====== TASK INPUT ======

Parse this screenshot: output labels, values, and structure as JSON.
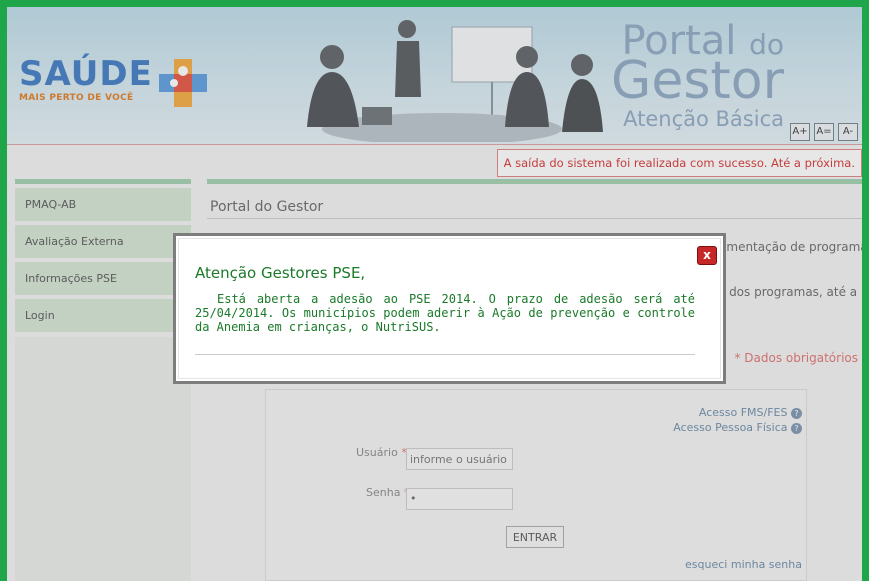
{
  "header": {
    "logo_text": "SAÚDE",
    "logo_sub": "MAIS PERTO DE VOCÊ",
    "portal_line1_a": "Portal",
    "portal_line1_b": "do",
    "portal_line2": "Gestor",
    "portal_line3": "Atenção Básica",
    "font_buttons": [
      "A+",
      "A=",
      "A-"
    ]
  },
  "notice": "A saída do sistema foi realizada com sucesso. Até a próxima.",
  "sidebar": {
    "items": [
      {
        "label": "PMAQ-AB"
      },
      {
        "label": "Avaliação Externa"
      },
      {
        "label": "Informações PSE"
      },
      {
        "label": "Login"
      }
    ]
  },
  "content": {
    "title": "Portal do Gestor",
    "text_right_1": "ementação de programas",
    "text_right_2": "s dos programas, até a",
    "required_note": "* Dados obrigatórios"
  },
  "login": {
    "link_fms": "Acesso FMS/FES",
    "link_pf": "Acesso Pessoa Física",
    "user_label": "Usuário",
    "user_placeholder": "informe o usuário",
    "password_label": "Senha",
    "password_value": "•",
    "enter_label": "ENTRAR",
    "forgot_label": "esqueci minha senha",
    "required_mark": "*"
  },
  "modal": {
    "title": "Atenção Gestores PSE,",
    "body": "Está aberta a adesão ao PSE 2014. O prazo de adesão será até 25/04/2014. Os municípios podem aderir à Ação de prevenção e controle da Anemia em crianças, o NutriSUS.",
    "close_icon": "x"
  },
  "colors": {
    "frame_green": "#1fa54a",
    "accent_green": "#1b7a2a",
    "notice_red": "#d63030",
    "logo_blue": "#3a78c2"
  }
}
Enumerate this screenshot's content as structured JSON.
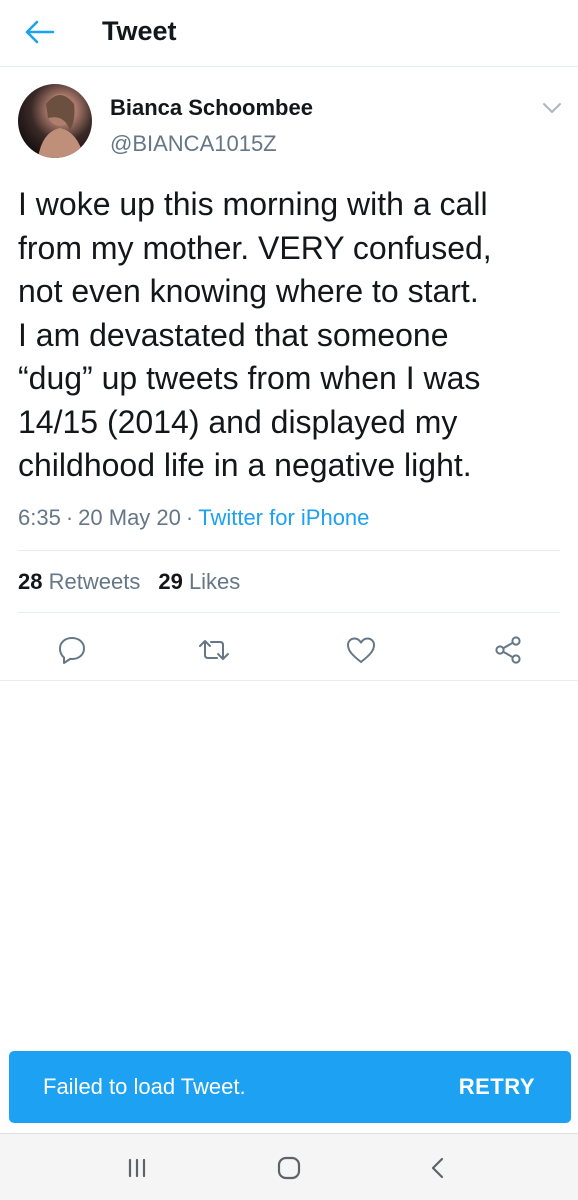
{
  "header": {
    "title": "Tweet",
    "back_icon": "arrow-left-icon"
  },
  "tweet": {
    "author": {
      "name": "Bianca Schoombee",
      "handle": "@BIANCA1015Z",
      "avatar": "profile-photo"
    },
    "text": "I woke up this morning with a call\nfrom my mother. VERY confused,\nnot even knowing where to start.\nI am devastated that someone\n“dug” up tweets from when I was\n14/15 (2014) and displayed my\nchildhood life in a negative light.",
    "time": "6:35",
    "date": "20 May 20",
    "separator": "·",
    "source": "Twitter for iPhone",
    "stats": {
      "retweets_count": "28",
      "retweets_label": "Retweets",
      "likes_count": "29",
      "likes_label": "Likes"
    },
    "actions": [
      "reply-icon",
      "retweet-icon",
      "like-icon",
      "share-icon"
    ]
  },
  "toast": {
    "message": "Failed to load Tweet.",
    "action": "RETRY"
  },
  "system_nav": {
    "buttons": [
      "recent-apps-icon",
      "home-icon",
      "back-icon"
    ]
  },
  "colors": {
    "accent": "#1da1f2",
    "text_primary": "#14171a",
    "text_secondary": "#657786",
    "divider": "#e6ecf0"
  }
}
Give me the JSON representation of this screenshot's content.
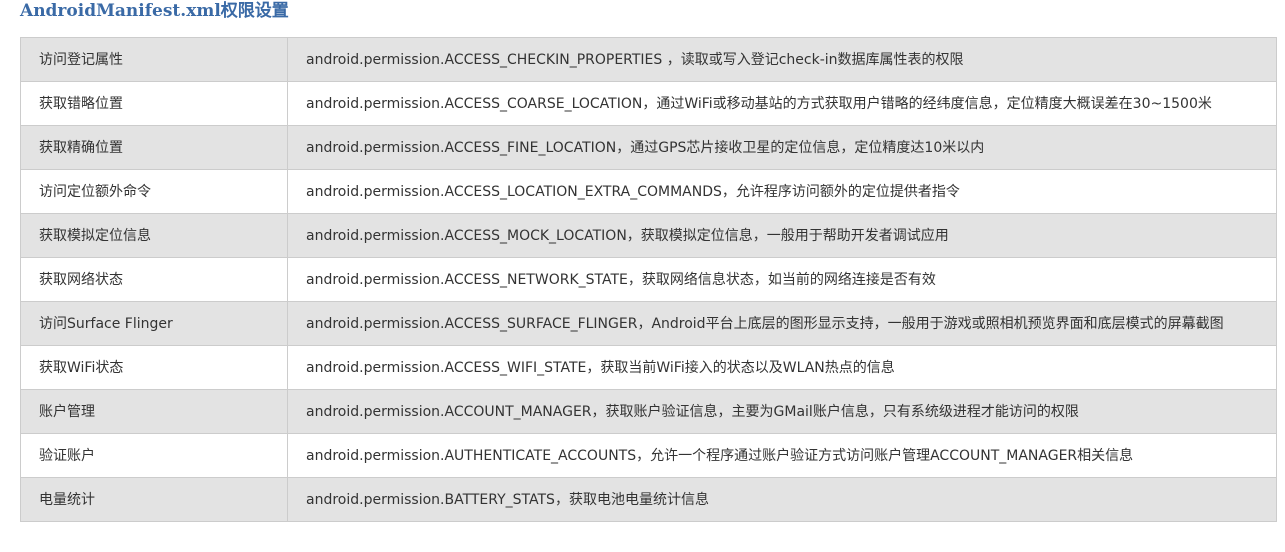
{
  "title": "AndroidManifest.xml权限设置",
  "rows": [
    {
      "name": "访问登记属性",
      "desc": "android.permission.ACCESS_CHECKIN_PROPERTIES ，读取或写入登记check-in数据库属性表的权限"
    },
    {
      "name": "获取错略位置",
      "desc": "android.permission.ACCESS_COARSE_LOCATION，通过WiFi或移动基站的方式获取用户错略的经纬度信息，定位精度大概误差在30~1500米"
    },
    {
      "name": "获取精确位置",
      "desc": "android.permission.ACCESS_FINE_LOCATION，通过GPS芯片接收卫星的定位信息，定位精度达10米以内"
    },
    {
      "name": "访问定位额外命令",
      "desc": "android.permission.ACCESS_LOCATION_EXTRA_COMMANDS，允许程序访问额外的定位提供者指令"
    },
    {
      "name": "获取模拟定位信息",
      "desc": "android.permission.ACCESS_MOCK_LOCATION，获取模拟定位信息，一般用于帮助开发者调试应用"
    },
    {
      "name": "获取网络状态",
      "desc": "android.permission.ACCESS_NETWORK_STATE，获取网络信息状态，如当前的网络连接是否有效"
    },
    {
      "name": "访问Surface Flinger",
      "desc": "android.permission.ACCESS_SURFACE_FLINGER，Android平台上底层的图形显示支持，一般用于游戏或照相机预览界面和底层模式的屏幕截图"
    },
    {
      "name": "获取WiFi状态",
      "desc": "android.permission.ACCESS_WIFI_STATE，获取当前WiFi接入的状态以及WLAN热点的信息"
    },
    {
      "name": "账户管理",
      "desc": "android.permission.ACCOUNT_MANAGER，获取账户验证信息，主要为GMail账户信息，只有系统级进程才能访问的权限"
    },
    {
      "name": "验证账户",
      "desc": "android.permission.AUTHENTICATE_ACCOUNTS，允许一个程序通过账户验证方式访问账户管理ACCOUNT_MANAGER相关信息"
    },
    {
      "name": "电量统计",
      "desc": "android.permission.BATTERY_STATS，获取电池电量统计信息"
    }
  ]
}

======

EXERCISE DIRECTIONS: Your task is to retype all the entries exactly and leave out any pictures.

RESULT OF THE EXERCISE:
Parse this screenshot: output labels, values, and structure as JSON.
{
  "header": {
    "logo_text": "SAÚDE",
    "logo_sub": "MAIS PERTO DE VOCÊ",
    "portal_line1_a": "Portal",
    "portal_line1_b": "do",
    "portal_line2": "Gestor",
    "portal_line3": "Atenção Básica",
    "font_buttons": [
      "A+",
      "A=",
      "A-"
    ]
  },
  "notice": "A saída do sistema foi realizada com sucesso. Até a próxima.",
  "sidebar": {
    "items": [
      {
        "label": "PMAQ-AB"
      },
      {
        "label": "Avaliação Externa"
      },
      {
        "label": "Informações PSE"
      },
      {
        "label": "Login"
      }
    ]
  },
  "content": {
    "title": "Portal do Gestor",
    "text_right_1": "ementação de programas",
    "text_right_2": "s dos programas, até a",
    "required_note": "* Dados obrigatórios"
  },
  "login": {
    "link_fms": "Acesso FMS/FES",
    "link_pf": "Acesso Pessoa Física",
    "user_label": "Usuário",
    "user_placeholder": "informe o usuário",
    "password_label": "Senha",
    "password_value": "•",
    "enter_label": "ENTRAR",
    "forgot_label": "esqueci minha senha",
    "required_mark": "*"
  },
  "modal": {
    "title": "Atenção Gestores PSE,",
    "body": "Está aberta a adesão ao PSE 2014. O prazo de adesão será até 25/04/2014. Os municípios podem aderir à Ação de prevenção e controle da Anemia em crianças, o NutriSUS.",
    "close_icon": "x"
  },
  "colors": {
    "frame_green": "#1fa54a",
    "accent_green": "#1b7a2a",
    "notice_red": "#d63030",
    "logo_blue": "#3a78c2"
  }
}
Enumerate this screenshot's content as structured JSON.
{
  "header": {
    "title": "Tweet",
    "back_icon": "arrow-left-icon"
  },
  "tweet": {
    "author": {
      "name": "Bianca Schoombee",
      "handle": "@BIANCA1015Z",
      "avatar": "profile-photo"
    },
    "text": "I woke up this morning with a call\nfrom my mother. VERY confused,\nnot even knowing where to start.\nI am devastated that someone\n“dug” up tweets from when I was\n14/15 (2014) and displayed my\nchildhood life in a negative light.",
    "time": "6:35",
    "date": "20 May 20",
    "separator": "·",
    "source": "Twitter for iPhone",
    "stats": {
      "retweets_count": "28",
      "retweets_label": "Retweets",
      "likes_count": "29",
      "likes_label": "Likes"
    },
    "actions": [
      "reply-icon",
      "retweet-icon",
      "like-icon",
      "share-icon"
    ]
  },
  "toast": {
    "message": "Failed to load Tweet.",
    "action": "RETRY"
  },
  "system_nav": {
    "buttons": [
      "recent-apps-icon",
      "home-icon",
      "back-icon"
    ]
  },
  "colors": {
    "accent": "#1da1f2",
    "text_primary": "#14171a",
    "text_secondary": "#657786",
    "divider": "#e6ecf0"
  }
}
Give me the JSON representation of this screenshot's content.
{
  "title": "AndroidManifest.xml权限设置",
  "rows": [
    {
      "name": "访问登记属性",
      "desc": "android.permission.ACCESS_CHECKIN_PROPERTIES ，读取或写入登记check-in数据库属性表的权限"
    },
    {
      "name": "获取错略位置",
      "desc": "android.permission.ACCESS_COARSE_LOCATION，通过WiFi或移动基站的方式获取用户错略的经纬度信息，定位精度大概误差在30~1500米"
    },
    {
      "name": "获取精确位置",
      "desc": "android.permission.ACCESS_FINE_LOCATION，通过GPS芯片接收卫星的定位信息，定位精度达10米以内"
    },
    {
      "name": "访问定位额外命令",
      "desc": "android.permission.ACCESS_LOCATION_EXTRA_COMMANDS，允许程序访问额外的定位提供者指令"
    },
    {
      "name": "获取模拟定位信息",
      "desc": "android.permission.ACCESS_MOCK_LOCATION，获取模拟定位信息，一般用于帮助开发者调试应用"
    },
    {
      "name": "获取网络状态",
      "desc": "android.permission.ACCESS_NETWORK_STATE，获取网络信息状态，如当前的网络连接是否有效"
    },
    {
      "name": "访问Surface Flinger",
      "desc": "android.permission.ACCESS_SURFACE_FLINGER，Android平台上底层的图形显示支持，一般用于游戏或照相机预览界面和底层模式的屏幕截图"
    },
    {
      "name": "获取WiFi状态",
      "desc": "android.permission.ACCESS_WIFI_STATE，获取当前WiFi接入的状态以及WLAN热点的信息"
    },
    {
      "name": "账户管理",
      "desc": "android.permission.ACCOUNT_MANAGER，获取账户验证信息，主要为GMail账户信息，只有系统级进程才能访问的权限"
    },
    {
      "name": "验证账户",
      "desc": "android.permission.AUTHENTICATE_ACCOUNTS，允许一个程序通过账户验证方式访问账户管理ACCOUNT_MANAGER相关信息"
    },
    {
      "name": "电量统计",
      "desc": "android.permission.BATTERY_STATS，获取电池电量统计信息"
    }
  ]
}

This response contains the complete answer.